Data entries
□ □ □ □ □

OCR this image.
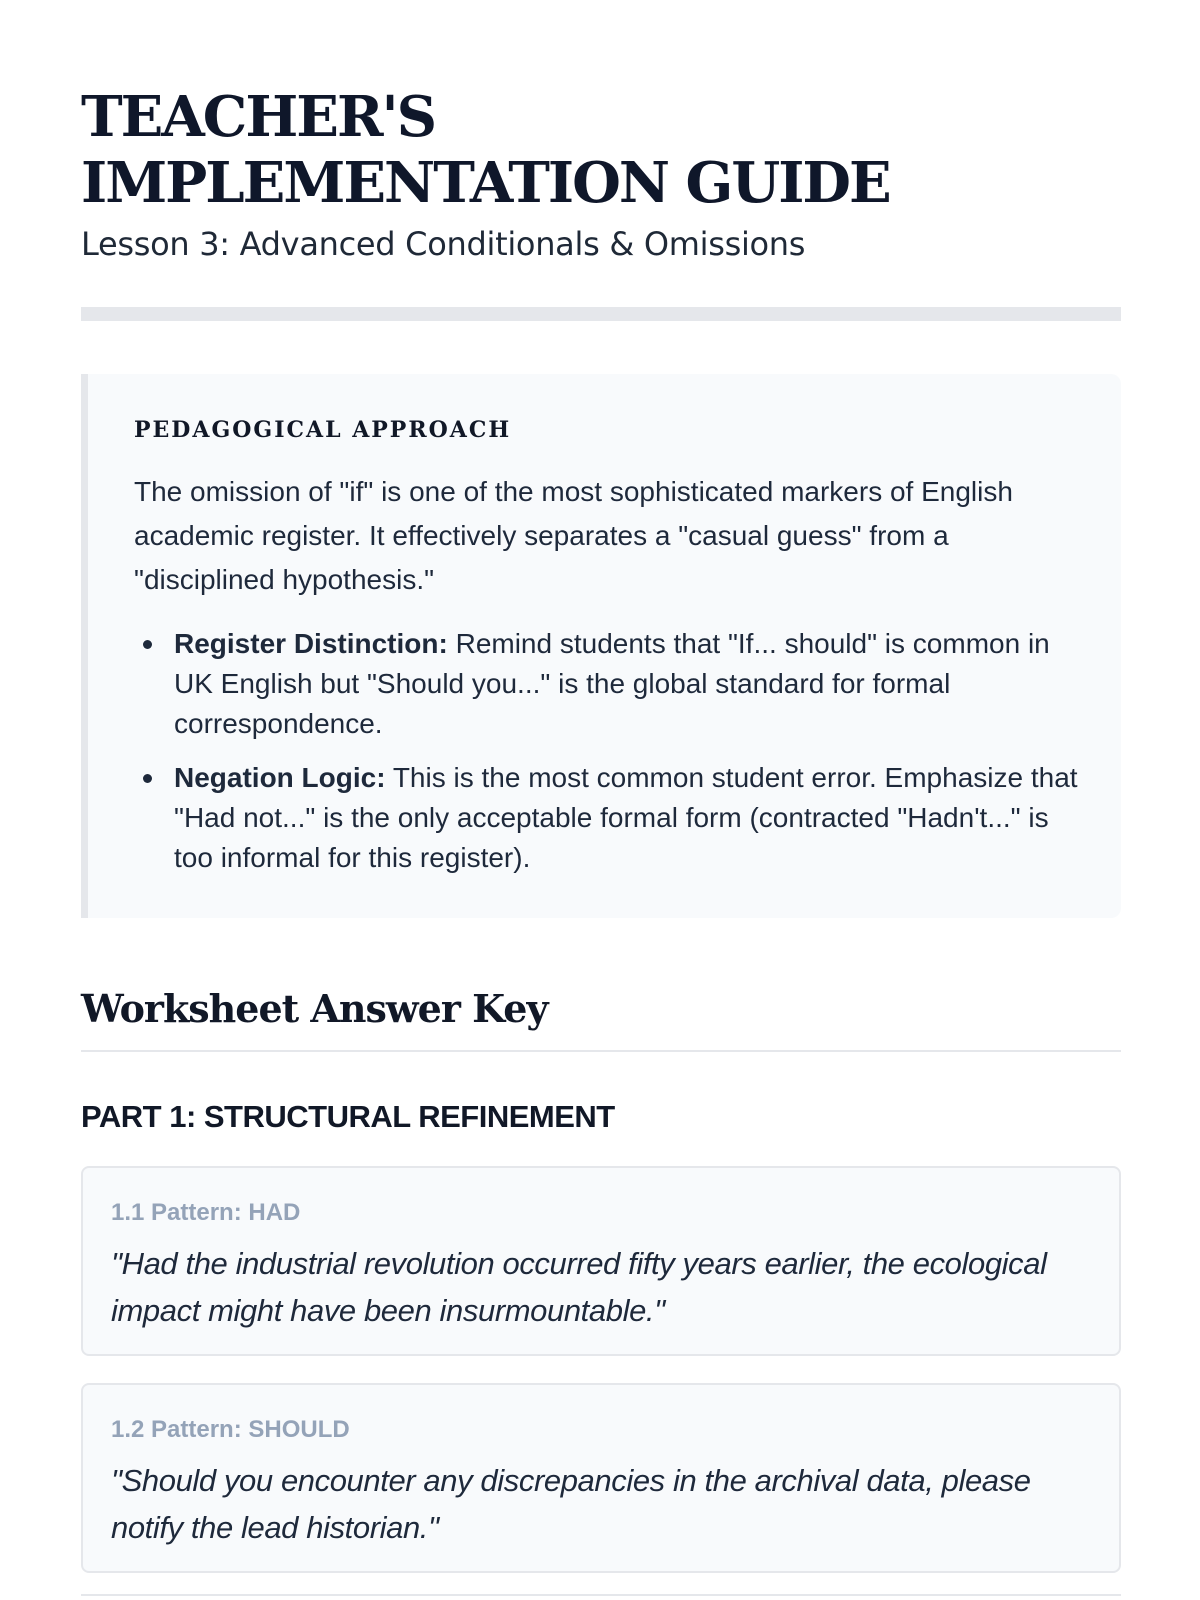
TEACHER'S
IMPLEMENTATION GUIDE

Lesson 3: Advanced Conditionals & Omissions

PEDAGOGICAL APPROACH

The omission of "if" is one of the most sophisticated markers of English academic register. It effectively separates a "casual guess" from a "disciplined hypothesis."

Register Distinction: Remind students that "If... should" is common in UK English but "Should you..." is the global standard for formal correspondence.
Negation Logic: This is the most common student error. Emphasize that "Had not..." is the only acceptable formal form (contracted "Hadn't..." is too informal for this register).
Worksheet Answer Key
PART 1: STRUCTURAL REFINEMENT

1.1 Pattern: HAD

"Had the industrial revolution occurred fifty years earlier, the ecological impact might have been insurmountable."

1.2 Pattern: SHOULD

"Should you encounter any discrepancies in the archival data, please notify the lead historian."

□ □ □ □ □

Aim » Reproduce every record above exactly, but leave out the pictures.

Solution »
OCR this image.
TEACHER'S
IMPLEMENTATION GUIDE

Lesson 3: Advanced Conditionals & Omissions

PEDAGOGICAL APPROACH

The omission of "if" is one of the most sophisticated markers of English academic register. It effectively separates a "casual guess" from a "disciplined hypothesis."

Register Distinction: Remind students that "If... should" is common in UK English but "Should you..." is the global standard for formal correspondence.
Negation Logic: This is the most common student error. Emphasize that "Had not..." is the only acceptable formal form (contracted "Hadn't..." is too informal for this register).
Worksheet Answer Key
PART 1: STRUCTURAL REFINEMENT

1.1 Pattern: HAD

"Had the industrial revolution occurred fifty years earlier, the ecological impact might have been insurmountable."

1.2 Pattern: SHOULD

"Should you encounter any discrepancies in the archival data, please notify the lead historian."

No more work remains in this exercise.